** WORKING DATA **
__________________________________________________

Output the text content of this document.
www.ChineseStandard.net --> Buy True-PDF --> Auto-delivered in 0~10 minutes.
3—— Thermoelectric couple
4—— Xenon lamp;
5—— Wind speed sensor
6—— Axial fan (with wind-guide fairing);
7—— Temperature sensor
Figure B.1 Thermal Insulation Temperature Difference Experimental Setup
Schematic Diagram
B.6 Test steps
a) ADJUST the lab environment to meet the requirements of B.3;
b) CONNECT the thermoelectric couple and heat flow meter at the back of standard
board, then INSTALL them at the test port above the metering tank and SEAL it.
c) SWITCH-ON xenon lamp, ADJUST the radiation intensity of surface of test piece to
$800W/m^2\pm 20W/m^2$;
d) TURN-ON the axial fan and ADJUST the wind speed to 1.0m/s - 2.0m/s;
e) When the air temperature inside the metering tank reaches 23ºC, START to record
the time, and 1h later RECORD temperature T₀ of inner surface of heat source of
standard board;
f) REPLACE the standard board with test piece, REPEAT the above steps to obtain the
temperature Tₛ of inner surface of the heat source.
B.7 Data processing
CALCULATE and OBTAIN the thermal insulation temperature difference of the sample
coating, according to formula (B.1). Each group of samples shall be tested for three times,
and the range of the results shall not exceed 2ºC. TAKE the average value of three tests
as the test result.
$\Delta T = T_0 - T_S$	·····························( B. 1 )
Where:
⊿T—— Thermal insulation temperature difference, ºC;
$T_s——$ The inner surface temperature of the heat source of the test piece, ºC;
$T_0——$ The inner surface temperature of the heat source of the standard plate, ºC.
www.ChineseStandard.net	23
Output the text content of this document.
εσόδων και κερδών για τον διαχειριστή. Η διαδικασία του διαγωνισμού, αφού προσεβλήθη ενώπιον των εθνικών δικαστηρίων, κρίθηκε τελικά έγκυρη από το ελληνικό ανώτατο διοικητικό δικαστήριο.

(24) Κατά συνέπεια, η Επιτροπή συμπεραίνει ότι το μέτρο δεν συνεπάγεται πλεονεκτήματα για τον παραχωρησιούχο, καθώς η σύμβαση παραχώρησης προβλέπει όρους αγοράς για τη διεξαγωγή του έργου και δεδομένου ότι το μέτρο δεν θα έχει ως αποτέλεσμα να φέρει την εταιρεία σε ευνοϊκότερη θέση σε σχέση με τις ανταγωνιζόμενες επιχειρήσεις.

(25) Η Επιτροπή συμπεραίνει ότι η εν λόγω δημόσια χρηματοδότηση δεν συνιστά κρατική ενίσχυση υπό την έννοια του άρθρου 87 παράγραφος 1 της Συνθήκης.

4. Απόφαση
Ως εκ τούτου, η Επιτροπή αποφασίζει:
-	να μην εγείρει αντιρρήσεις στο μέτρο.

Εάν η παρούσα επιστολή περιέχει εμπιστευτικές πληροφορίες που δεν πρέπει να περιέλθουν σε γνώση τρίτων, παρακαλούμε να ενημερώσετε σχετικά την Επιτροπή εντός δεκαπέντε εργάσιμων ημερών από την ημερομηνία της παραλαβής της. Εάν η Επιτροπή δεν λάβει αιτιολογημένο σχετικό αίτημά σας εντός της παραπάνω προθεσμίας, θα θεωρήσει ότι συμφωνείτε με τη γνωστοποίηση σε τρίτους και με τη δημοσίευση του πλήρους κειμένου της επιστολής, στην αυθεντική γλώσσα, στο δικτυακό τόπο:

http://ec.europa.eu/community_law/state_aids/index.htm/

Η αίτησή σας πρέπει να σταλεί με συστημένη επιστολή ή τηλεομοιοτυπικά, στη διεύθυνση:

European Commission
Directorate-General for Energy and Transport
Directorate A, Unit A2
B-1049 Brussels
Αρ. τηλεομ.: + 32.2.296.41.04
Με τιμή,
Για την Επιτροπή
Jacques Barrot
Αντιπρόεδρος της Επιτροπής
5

__________________________________________________

** EXERCISE GOAL **
Using the listing above, return all lines where the word "board" occurs.

** REPLY TO THE TASK **
board, then INSTALL them at the test port above the metering tank and SEAL it.
standard board;
f) REPLACE the standard board with test piece, REPEAT the above steps to obtain the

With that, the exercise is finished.